-- BEGIN --
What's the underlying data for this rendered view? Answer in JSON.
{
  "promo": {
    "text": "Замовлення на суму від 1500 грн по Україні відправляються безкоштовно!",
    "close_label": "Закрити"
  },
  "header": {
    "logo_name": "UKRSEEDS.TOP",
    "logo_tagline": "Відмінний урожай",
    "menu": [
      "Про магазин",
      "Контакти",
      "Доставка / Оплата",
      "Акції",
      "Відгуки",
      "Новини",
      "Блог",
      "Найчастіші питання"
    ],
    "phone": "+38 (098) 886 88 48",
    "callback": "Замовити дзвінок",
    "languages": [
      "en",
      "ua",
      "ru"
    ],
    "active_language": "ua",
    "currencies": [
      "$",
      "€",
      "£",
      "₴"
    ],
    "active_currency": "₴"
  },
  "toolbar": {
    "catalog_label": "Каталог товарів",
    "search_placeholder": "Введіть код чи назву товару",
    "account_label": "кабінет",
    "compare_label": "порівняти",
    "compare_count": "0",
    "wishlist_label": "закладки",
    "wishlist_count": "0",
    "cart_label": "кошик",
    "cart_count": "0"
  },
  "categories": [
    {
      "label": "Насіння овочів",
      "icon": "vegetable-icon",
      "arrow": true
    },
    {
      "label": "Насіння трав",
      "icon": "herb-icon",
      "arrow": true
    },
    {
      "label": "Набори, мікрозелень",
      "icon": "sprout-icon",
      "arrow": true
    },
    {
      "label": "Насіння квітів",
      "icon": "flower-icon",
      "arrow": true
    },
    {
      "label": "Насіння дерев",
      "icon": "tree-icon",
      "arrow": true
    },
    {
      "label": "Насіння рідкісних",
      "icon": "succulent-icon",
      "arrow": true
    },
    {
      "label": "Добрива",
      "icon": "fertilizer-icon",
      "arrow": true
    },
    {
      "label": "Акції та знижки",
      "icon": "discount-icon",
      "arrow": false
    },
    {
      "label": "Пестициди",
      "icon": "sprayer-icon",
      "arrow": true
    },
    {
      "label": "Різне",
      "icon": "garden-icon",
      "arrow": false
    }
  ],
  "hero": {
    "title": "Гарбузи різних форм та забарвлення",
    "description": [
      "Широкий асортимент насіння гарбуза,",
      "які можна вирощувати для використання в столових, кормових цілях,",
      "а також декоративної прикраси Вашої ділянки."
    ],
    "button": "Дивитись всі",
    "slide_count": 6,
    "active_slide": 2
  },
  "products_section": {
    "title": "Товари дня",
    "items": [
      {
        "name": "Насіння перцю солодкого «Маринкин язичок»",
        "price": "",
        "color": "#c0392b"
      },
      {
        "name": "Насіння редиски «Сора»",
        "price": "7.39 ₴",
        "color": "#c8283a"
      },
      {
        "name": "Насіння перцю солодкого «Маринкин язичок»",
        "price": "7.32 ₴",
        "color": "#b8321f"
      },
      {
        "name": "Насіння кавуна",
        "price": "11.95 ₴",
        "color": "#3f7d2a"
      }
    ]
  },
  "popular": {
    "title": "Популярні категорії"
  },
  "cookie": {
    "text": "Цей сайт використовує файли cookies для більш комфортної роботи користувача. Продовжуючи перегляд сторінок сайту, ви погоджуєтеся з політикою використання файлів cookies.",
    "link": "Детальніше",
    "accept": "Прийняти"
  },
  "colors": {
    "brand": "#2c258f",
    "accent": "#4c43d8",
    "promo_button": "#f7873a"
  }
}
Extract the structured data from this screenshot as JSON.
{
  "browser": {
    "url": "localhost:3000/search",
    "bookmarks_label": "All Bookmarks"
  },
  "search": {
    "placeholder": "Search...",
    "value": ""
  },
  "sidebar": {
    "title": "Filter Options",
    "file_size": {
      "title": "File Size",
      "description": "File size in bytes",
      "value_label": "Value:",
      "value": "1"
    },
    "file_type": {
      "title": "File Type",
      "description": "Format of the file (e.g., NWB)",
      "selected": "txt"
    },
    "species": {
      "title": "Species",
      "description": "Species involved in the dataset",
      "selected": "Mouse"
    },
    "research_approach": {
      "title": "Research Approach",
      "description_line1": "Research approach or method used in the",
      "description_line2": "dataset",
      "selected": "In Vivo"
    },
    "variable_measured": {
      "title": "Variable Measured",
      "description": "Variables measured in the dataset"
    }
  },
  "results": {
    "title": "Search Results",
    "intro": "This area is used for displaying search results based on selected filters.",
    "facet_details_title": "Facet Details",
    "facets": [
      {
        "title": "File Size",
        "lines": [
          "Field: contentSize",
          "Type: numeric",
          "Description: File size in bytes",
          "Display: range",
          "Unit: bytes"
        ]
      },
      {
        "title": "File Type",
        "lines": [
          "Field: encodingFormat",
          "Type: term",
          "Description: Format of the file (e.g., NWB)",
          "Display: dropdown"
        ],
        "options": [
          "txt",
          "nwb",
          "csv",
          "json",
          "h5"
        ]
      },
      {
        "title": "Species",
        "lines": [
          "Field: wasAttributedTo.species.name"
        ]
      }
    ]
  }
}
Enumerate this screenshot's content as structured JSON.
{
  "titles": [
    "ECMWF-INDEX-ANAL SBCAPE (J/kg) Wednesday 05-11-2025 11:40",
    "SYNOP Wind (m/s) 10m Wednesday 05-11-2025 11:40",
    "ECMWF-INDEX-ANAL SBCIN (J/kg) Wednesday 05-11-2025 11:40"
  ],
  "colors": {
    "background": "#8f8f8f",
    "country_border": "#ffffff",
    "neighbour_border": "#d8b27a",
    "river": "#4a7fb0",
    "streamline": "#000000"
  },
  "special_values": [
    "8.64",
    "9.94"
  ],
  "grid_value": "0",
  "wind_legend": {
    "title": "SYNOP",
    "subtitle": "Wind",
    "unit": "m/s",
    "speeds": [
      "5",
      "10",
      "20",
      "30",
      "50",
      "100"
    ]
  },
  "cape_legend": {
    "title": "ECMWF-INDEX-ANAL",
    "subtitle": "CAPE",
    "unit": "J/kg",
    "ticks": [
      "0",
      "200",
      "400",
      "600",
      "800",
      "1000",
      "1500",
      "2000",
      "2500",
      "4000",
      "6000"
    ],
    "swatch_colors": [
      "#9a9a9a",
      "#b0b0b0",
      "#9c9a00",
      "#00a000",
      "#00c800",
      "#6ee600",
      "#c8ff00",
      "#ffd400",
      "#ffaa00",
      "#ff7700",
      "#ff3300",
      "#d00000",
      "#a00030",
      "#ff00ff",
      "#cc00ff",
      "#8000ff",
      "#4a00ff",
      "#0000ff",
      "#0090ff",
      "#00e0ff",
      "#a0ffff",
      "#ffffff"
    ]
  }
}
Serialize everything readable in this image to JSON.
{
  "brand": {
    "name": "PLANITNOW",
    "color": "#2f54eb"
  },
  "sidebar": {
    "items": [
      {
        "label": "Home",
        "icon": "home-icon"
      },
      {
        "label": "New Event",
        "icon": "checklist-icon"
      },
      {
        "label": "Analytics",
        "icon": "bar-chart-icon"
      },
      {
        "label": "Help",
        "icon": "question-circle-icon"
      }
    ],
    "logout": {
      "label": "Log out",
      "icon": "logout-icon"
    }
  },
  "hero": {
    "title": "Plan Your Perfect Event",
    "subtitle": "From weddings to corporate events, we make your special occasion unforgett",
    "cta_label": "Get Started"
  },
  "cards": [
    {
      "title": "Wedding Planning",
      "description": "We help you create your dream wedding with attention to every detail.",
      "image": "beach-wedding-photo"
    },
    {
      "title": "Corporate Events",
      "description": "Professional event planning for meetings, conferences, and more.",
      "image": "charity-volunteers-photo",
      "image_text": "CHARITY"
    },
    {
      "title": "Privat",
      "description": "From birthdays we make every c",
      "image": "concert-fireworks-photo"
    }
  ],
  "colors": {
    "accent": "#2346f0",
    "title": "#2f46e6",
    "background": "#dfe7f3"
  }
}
-- END --
**The exercise**.
Check each line in the records for the word "SYNOP" and say how many have it, with nothing else.

**Result of the task**.
2